=== Task to complete ===
Wherever the string "krótka" appears in the listing, copy that line.

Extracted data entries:
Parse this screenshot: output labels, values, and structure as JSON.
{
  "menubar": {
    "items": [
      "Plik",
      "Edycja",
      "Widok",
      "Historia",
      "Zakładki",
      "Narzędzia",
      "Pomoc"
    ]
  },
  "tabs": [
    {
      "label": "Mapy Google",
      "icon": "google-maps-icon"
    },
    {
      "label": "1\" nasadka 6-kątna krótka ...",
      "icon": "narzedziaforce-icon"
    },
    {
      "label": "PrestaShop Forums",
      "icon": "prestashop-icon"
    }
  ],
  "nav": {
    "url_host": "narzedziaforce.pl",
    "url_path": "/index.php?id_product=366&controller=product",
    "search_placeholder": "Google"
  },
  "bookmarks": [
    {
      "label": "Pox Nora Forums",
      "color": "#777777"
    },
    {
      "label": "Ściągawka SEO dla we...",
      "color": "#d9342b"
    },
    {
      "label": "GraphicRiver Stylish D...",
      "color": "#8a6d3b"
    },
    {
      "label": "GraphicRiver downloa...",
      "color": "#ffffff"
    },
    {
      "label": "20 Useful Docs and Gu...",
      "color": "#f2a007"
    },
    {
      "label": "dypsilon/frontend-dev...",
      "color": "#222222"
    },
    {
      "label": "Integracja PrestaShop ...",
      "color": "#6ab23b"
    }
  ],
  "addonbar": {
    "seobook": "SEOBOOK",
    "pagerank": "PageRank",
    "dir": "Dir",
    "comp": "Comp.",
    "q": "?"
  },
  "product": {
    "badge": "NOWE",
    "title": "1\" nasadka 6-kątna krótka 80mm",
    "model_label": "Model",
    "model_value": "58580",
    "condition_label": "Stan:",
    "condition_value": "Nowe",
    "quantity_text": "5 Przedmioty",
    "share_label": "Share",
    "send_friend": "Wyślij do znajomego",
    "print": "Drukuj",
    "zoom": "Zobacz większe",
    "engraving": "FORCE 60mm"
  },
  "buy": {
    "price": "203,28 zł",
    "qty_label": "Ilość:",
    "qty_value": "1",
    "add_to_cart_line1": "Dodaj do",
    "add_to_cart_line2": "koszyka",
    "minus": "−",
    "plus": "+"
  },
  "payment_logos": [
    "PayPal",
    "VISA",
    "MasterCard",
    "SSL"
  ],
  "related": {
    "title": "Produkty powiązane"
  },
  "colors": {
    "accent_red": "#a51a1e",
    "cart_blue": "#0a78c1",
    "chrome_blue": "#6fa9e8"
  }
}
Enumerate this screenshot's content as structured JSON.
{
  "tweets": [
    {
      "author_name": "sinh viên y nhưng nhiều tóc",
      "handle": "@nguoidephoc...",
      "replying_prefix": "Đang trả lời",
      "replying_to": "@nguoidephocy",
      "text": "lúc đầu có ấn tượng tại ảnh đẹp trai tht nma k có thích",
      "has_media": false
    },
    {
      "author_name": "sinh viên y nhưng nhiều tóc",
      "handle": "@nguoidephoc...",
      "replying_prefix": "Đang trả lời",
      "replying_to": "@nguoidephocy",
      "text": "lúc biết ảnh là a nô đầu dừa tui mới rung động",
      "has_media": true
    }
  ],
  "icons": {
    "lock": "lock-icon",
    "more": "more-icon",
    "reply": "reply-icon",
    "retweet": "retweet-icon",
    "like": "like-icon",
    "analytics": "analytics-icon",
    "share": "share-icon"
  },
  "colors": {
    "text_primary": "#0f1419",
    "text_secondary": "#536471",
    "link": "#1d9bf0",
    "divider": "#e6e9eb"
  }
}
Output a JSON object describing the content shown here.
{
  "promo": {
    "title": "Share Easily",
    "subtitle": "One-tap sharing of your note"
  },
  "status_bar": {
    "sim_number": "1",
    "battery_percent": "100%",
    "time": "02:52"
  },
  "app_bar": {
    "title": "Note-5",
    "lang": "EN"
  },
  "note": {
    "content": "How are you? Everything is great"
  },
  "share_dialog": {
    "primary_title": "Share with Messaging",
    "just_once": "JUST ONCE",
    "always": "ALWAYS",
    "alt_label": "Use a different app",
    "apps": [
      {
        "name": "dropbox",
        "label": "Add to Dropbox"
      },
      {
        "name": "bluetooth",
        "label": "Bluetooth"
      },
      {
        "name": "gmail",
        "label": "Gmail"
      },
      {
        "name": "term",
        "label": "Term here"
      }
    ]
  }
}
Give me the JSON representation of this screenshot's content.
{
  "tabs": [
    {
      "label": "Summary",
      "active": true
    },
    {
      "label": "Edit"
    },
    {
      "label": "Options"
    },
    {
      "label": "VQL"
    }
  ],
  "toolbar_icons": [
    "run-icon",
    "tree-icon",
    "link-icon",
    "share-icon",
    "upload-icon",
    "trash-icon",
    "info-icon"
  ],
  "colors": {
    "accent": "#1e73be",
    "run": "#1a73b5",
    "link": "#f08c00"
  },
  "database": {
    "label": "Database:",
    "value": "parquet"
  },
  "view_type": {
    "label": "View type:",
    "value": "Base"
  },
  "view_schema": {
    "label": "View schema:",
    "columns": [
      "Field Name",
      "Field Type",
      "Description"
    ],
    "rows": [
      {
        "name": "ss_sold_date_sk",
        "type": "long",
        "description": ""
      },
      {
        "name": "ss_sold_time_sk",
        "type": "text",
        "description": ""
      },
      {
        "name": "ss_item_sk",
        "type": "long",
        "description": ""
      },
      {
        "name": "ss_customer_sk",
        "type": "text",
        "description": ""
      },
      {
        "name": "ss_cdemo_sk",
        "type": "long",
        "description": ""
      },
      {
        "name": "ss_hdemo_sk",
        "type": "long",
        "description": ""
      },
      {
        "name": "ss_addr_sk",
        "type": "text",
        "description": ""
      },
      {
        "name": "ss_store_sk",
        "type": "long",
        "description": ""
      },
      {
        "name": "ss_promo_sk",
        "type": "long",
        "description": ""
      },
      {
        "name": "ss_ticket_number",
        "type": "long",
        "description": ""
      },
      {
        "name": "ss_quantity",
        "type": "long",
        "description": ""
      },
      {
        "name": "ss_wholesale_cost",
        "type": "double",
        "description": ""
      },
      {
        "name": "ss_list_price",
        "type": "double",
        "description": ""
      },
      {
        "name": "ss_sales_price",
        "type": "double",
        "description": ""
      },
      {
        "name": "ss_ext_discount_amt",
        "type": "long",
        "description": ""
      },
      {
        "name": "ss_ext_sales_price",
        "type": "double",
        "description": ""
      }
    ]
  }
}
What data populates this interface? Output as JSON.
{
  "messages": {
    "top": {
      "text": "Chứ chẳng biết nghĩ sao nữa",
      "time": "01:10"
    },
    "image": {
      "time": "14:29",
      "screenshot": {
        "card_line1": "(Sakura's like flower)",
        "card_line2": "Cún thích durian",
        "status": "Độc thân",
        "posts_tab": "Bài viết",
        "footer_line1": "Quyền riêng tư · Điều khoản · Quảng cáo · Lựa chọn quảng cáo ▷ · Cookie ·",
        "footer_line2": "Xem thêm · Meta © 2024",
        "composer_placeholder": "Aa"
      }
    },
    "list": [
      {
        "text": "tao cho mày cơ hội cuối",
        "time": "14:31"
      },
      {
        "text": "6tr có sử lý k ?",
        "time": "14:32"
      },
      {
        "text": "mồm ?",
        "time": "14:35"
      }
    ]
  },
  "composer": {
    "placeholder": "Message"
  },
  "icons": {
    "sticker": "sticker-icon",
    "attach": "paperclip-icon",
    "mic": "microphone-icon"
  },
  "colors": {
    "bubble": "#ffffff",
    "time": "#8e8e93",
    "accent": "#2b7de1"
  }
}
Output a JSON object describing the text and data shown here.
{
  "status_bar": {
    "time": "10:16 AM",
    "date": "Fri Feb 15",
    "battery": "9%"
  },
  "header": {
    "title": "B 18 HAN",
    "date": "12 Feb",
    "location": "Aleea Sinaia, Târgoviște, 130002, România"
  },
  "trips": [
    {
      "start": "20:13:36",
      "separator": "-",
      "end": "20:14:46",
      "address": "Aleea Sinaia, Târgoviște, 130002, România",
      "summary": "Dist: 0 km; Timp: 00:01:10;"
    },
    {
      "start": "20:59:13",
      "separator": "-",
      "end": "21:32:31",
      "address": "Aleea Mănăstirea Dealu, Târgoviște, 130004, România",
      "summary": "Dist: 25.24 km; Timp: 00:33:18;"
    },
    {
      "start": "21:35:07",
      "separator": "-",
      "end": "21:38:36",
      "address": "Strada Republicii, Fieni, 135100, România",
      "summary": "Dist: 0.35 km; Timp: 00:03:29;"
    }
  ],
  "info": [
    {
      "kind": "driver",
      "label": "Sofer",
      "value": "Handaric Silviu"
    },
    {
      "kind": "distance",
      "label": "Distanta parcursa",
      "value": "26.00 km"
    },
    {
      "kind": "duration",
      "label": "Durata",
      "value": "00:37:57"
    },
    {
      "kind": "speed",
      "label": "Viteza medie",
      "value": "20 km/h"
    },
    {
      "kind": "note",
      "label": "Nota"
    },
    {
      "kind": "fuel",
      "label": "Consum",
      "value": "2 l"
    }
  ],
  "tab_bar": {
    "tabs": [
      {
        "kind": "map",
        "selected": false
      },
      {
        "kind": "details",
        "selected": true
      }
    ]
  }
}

=== Reply to the task ===
      "label": "1\" nasadka 6-kątna krótka ...",
    "title": "1\" nasadka 6-kątna krótka 80mm",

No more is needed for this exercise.